Task statement: Return all of the entries word for word, but omit the pictures they contain.

Given information:

·····

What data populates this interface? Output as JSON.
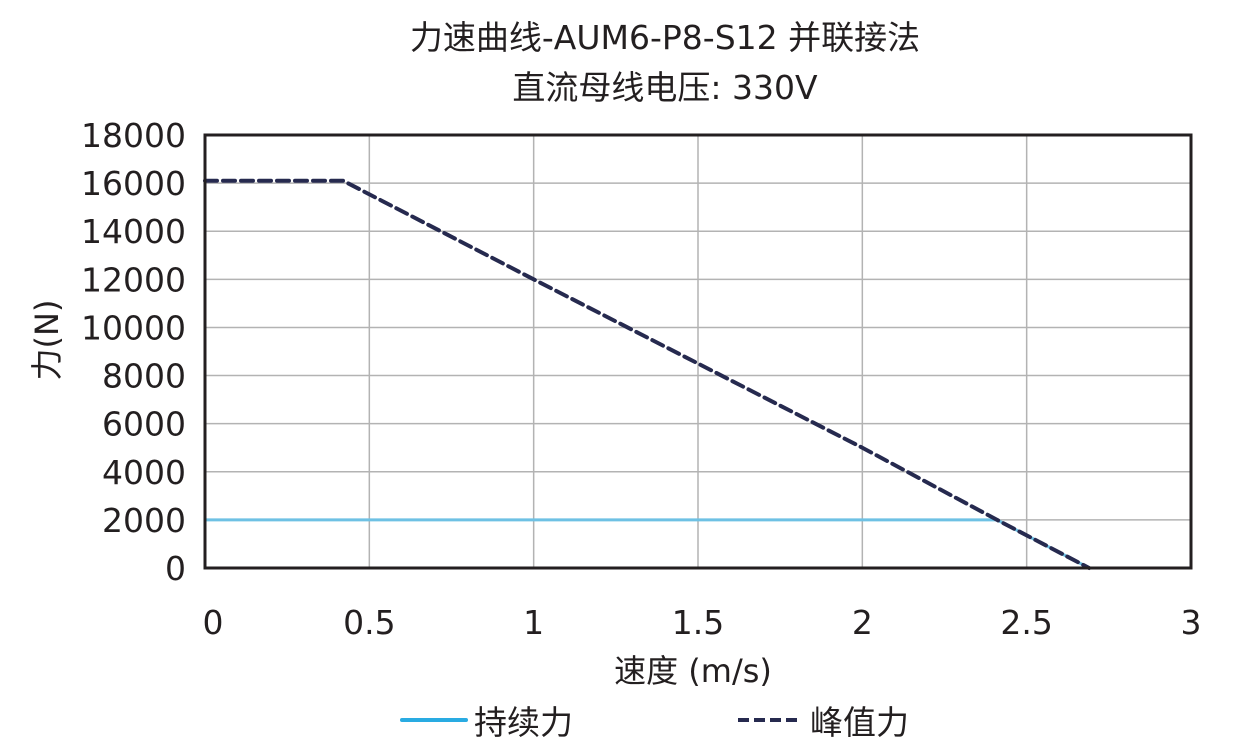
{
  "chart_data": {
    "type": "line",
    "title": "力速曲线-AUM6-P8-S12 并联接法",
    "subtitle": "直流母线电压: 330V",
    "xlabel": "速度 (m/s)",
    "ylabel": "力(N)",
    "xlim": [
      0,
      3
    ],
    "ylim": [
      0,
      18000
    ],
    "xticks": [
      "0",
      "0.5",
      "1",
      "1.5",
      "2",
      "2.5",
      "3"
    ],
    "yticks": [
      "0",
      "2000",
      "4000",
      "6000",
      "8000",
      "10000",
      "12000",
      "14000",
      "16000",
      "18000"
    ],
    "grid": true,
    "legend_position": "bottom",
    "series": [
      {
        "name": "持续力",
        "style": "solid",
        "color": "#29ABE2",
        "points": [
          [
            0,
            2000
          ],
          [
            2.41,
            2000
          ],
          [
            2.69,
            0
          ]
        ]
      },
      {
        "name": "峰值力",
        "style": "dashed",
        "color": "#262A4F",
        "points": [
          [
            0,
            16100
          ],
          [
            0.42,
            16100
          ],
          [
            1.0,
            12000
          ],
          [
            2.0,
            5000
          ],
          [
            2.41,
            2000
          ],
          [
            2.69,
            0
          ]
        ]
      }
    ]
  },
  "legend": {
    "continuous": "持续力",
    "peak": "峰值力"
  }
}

·····

Exercise answer:
What data populates this interface? Output as JSON.
{
  "chart_data": {
    "type": "line",
    "title": "力速曲线-AUM6-P8-S12 并联接法",
    "subtitle": "直流母线电压: 330V",
    "xlabel": "速度 (m/s)",
    "ylabel": "力(N)",
    "xlim": [
      0,
      3
    ],
    "ylim": [
      0,
      18000
    ],
    "xticks": [
      "0",
      "0.5",
      "1",
      "1.5",
      "2",
      "2.5",
      "3"
    ],
    "yticks": [
      "0",
      "2000",
      "4000",
      "6000",
      "8000",
      "10000",
      "12000",
      "14000",
      "16000",
      "18000"
    ],
    "grid": true,
    "legend_position": "bottom",
    "series": [
      {
        "name": "持续力",
        "style": "solid",
        "color": "#29ABE2",
        "points": [
          [
            0,
            2000
          ],
          [
            2.41,
            2000
          ],
          [
            2.69,
            0
          ]
        ]
      },
      {
        "name": "峰值力",
        "style": "dashed",
        "color": "#262A4F",
        "points": [
          [
            0,
            16100
          ],
          [
            0.42,
            16100
          ],
          [
            1.0,
            12000
          ],
          [
            2.0,
            5000
          ],
          [
            2.41,
            2000
          ],
          [
            2.69,
            0
          ]
        ]
      }
    ]
  },
  "legend": {
    "continuous": "持续力",
    "peak": "峰值力"
  }
}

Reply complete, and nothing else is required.